Saved entries:
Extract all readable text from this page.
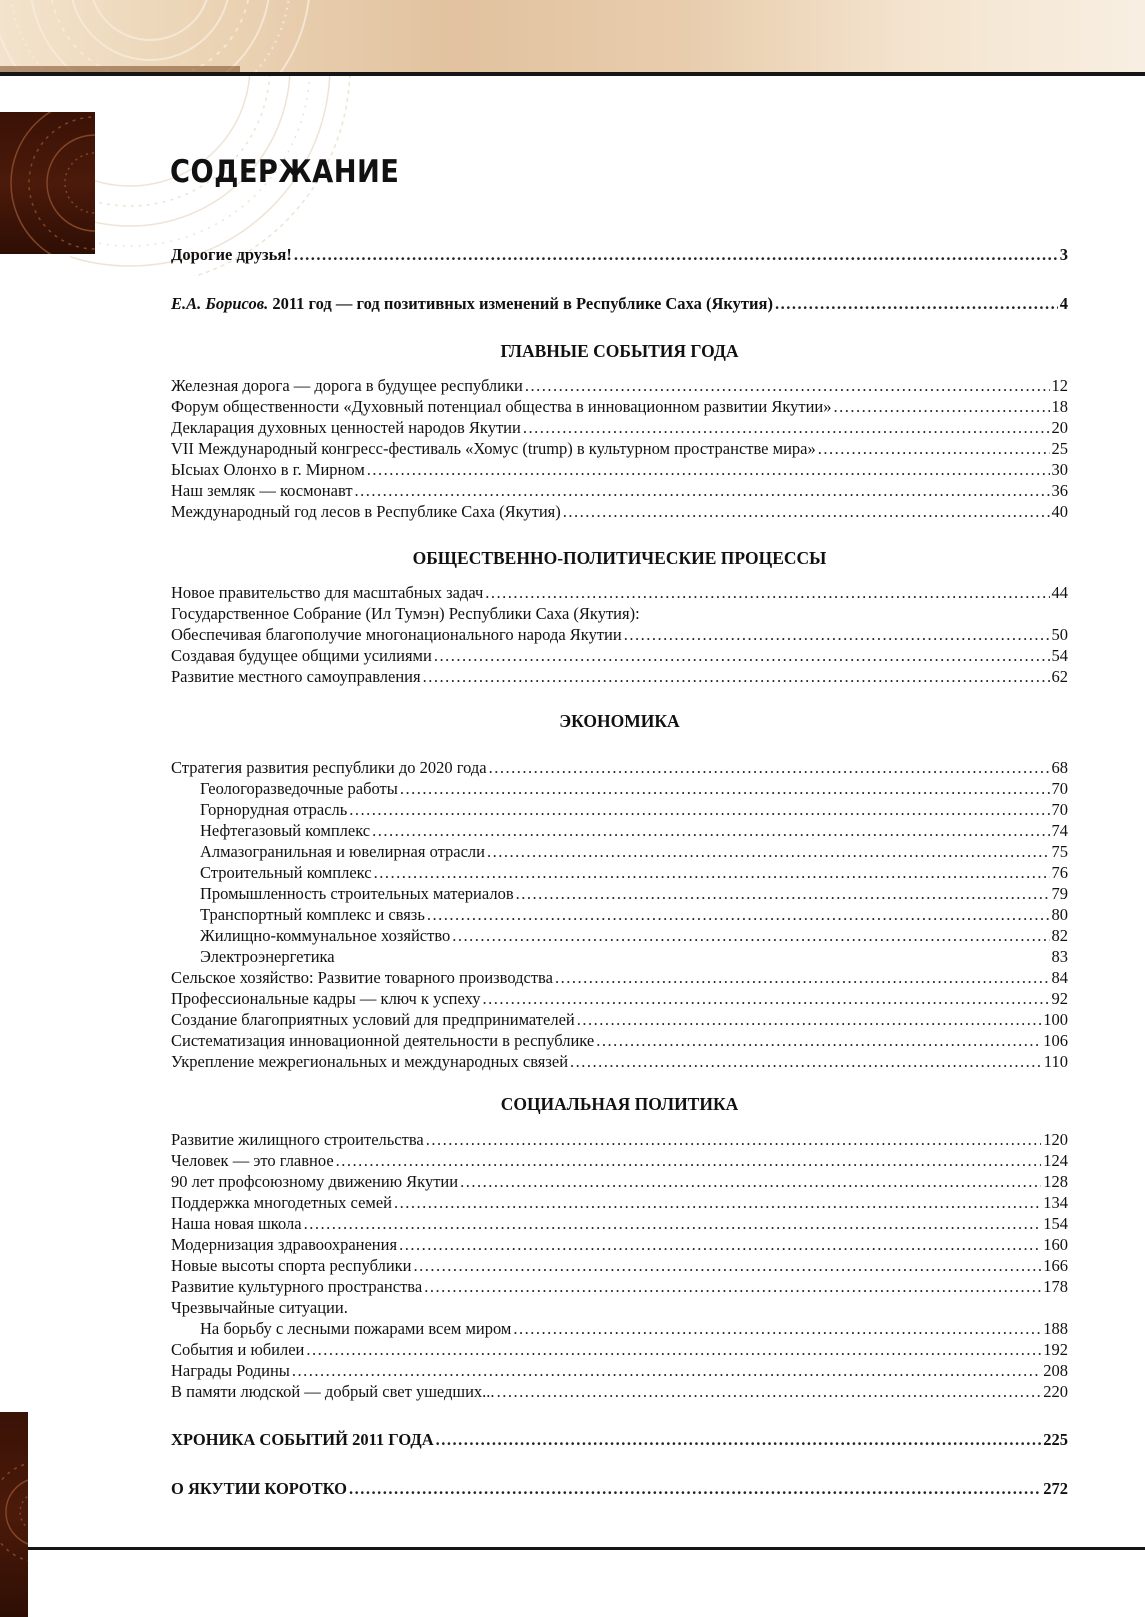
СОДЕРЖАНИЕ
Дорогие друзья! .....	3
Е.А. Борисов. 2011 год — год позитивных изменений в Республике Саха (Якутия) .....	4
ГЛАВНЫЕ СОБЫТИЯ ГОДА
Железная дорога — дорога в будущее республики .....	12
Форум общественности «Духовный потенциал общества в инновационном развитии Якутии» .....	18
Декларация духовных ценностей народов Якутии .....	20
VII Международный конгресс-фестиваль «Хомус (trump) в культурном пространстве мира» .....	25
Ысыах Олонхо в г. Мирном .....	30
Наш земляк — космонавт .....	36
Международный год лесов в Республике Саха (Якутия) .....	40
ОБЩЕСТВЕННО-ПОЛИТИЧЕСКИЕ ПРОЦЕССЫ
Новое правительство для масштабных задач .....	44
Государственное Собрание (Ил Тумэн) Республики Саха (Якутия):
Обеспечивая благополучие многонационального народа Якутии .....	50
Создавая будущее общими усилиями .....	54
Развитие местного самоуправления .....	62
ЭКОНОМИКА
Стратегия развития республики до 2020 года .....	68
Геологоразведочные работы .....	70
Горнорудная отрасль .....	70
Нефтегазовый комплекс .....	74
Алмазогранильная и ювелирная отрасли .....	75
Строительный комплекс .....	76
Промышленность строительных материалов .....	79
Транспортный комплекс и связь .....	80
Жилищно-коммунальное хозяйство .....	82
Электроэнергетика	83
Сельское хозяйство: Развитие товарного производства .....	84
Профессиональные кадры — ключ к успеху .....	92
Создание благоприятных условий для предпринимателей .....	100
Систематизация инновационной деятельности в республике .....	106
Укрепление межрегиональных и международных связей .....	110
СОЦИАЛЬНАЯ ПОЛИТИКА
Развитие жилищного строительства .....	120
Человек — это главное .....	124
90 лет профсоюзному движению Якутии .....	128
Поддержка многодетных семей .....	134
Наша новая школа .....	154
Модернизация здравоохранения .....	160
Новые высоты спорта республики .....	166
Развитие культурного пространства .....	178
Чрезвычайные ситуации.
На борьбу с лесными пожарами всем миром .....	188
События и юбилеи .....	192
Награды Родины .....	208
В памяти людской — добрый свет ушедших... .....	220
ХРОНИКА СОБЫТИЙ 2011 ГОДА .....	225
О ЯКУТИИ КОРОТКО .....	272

(Task directions)
Return each line where "будущее" shows up.

(Reply)
Железная дорога — дорога в будущее республики .....	12
Создавая будущее общими усилиями .....	54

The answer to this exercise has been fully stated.